> **Exercise instructions**
Write out every record in full, exactly as written, please.

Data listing
········
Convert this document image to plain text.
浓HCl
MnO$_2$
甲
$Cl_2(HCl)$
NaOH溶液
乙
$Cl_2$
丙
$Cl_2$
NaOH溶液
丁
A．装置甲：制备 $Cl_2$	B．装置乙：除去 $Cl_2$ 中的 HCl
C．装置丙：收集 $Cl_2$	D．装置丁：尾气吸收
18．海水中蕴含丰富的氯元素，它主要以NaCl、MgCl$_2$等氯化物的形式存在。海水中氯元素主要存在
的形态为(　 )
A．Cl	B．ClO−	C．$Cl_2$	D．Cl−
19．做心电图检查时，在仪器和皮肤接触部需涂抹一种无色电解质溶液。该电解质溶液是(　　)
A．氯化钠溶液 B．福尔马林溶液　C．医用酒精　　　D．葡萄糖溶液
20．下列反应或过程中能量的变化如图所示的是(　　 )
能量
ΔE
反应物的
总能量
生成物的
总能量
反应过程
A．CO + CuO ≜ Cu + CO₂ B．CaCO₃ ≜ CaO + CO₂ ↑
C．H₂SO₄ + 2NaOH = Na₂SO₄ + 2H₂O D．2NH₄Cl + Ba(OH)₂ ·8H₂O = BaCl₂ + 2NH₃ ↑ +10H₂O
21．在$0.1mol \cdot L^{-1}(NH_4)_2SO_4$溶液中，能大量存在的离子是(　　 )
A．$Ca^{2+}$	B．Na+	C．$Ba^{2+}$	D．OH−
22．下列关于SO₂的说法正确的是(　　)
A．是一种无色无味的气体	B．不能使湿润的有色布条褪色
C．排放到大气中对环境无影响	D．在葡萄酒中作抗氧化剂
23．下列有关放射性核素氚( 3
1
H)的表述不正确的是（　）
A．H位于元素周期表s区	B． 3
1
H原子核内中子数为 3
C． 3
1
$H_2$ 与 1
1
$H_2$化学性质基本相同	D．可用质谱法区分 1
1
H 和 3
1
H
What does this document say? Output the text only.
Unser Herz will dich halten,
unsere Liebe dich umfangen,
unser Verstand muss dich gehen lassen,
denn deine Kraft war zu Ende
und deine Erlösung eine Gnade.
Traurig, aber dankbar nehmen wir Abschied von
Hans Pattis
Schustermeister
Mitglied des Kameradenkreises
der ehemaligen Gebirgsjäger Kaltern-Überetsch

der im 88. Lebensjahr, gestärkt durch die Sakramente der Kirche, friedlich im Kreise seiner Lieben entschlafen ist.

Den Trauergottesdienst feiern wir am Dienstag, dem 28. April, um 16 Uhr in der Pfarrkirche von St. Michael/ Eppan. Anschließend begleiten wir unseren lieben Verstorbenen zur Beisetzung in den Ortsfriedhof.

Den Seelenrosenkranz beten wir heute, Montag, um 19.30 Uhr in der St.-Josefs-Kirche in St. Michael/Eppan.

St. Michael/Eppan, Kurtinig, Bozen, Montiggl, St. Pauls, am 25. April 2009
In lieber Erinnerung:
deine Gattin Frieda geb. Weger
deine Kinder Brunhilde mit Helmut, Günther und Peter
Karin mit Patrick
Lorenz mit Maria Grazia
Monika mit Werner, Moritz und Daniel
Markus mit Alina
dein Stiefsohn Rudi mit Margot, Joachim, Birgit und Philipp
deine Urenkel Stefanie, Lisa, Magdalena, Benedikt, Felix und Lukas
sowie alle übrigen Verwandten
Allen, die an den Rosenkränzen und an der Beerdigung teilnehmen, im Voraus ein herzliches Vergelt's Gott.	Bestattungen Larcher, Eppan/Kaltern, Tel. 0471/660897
········
> **Written solution**
Convert this document image to plain text.
浓HCl
MnO$_2$
甲
$Cl_2(HCl)$
NaOH溶液
乙
$Cl_2$
丙
$Cl_2$
NaOH溶液
丁
A．装置甲：制备 $Cl_2$	B．装置乙：除去 $Cl_2$ 中的 HCl
C．装置丙：收集 $Cl_2$	D．装置丁：尾气吸收
18．海水中蕴含丰富的氯元素，它主要以NaCl、MgCl$_2$等氯化物的形式存在。海水中氯元素主要存在
的形态为(　 )
A．Cl	B．ClO−	C．$Cl_2$	D．Cl−
19．做心电图检查时，在仪器和皮肤接触部需涂抹一种无色电解质溶液。该电解质溶液是(　　)
A．氯化钠溶液 B．福尔马林溶液　C．医用酒精　　　D．葡萄糖溶液
20．下列反应或过程中能量的变化如图所示的是(　　 )
能量
ΔE
反应物的
总能量
生成物的
总能量
反应过程
A．CO + CuO ≜ Cu + CO₂ B．CaCO₃ ≜ CaO + CO₂ ↑
C．H₂SO₄ + 2NaOH = Na₂SO₄ + 2H₂O D．2NH₄Cl + Ba(OH)₂ ·8H₂O = BaCl₂ + 2NH₃ ↑ +10H₂O
21．在$0.1mol \cdot L^{-1}(NH_4)_2SO_4$溶液中，能大量存在的离子是(　　 )
A．$Ca^{2+}$	B．Na+	C．$Ba^{2+}$	D．OH−
22．下列关于SO₂的说法正确的是(　　)
A．是一种无色无味的气体	B．不能使湿润的有色布条褪色
C．排放到大气中对环境无影响	D．在葡萄酒中作抗氧化剂
23．下列有关放射性核素氚( 3
1
H)的表述不正确的是（　）
A．H位于元素周期表s区	B． 3
1
H原子核内中子数为 3
C． 3
1
$H_2$ 与 1
1
$H_2$化学性质基本相同	D．可用质谱法区分 1
1
H 和 3
1
H
What does this document say? Output the text only.
Unser Herz will dich halten,
unsere Liebe dich umfangen,
unser Verstand muss dich gehen lassen,
denn deine Kraft war zu Ende
und deine Erlösung eine Gnade.
Traurig, aber dankbar nehmen wir Abschied von
Hans Pattis
Schustermeister
Mitglied des Kameradenkreises
der ehemaligen Gebirgsjäger Kaltern-Überetsch

der im 88. Lebensjahr, gestärkt durch die Sakramente der Kirche, friedlich im Kreise seiner Lieben entschlafen ist.

Den Trauergottesdienst feiern wir am Dienstag, dem 28. April, um 16 Uhr in der Pfarrkirche von St. Michael/ Eppan. Anschließend begleiten wir unseren lieben Verstorbenen zur Beisetzung in den Ortsfriedhof.

Den Seelenrosenkranz beten wir heute, Montag, um 19.30 Uhr in der St.-Josefs-Kirche in St. Michael/Eppan.

St. Michael/Eppan, Kurtinig, Bozen, Montiggl, St. Pauls, am 25. April 2009
In lieber Erinnerung:
deine Gattin Frieda geb. Weger
deine Kinder Brunhilde mit Helmut, Günther und Peter
Karin mit Patrick
Lorenz mit Maria Grazia
Monika mit Werner, Moritz und Daniel
Markus mit Alina
dein Stiefsohn Rudi mit Margot, Joachim, Birgit und Philipp
deine Urenkel Stefanie, Lisa, Magdalena, Benedikt, Felix und Lukas
sowie alle übrigen Verwandten
Allen, die an den Rosenkränzen und an der Beerdigung teilnehmen, im Voraus ein herzliches Vergelt's Gott.	Bestattungen Larcher, Eppan/Kaltern, Tel. 0471/660897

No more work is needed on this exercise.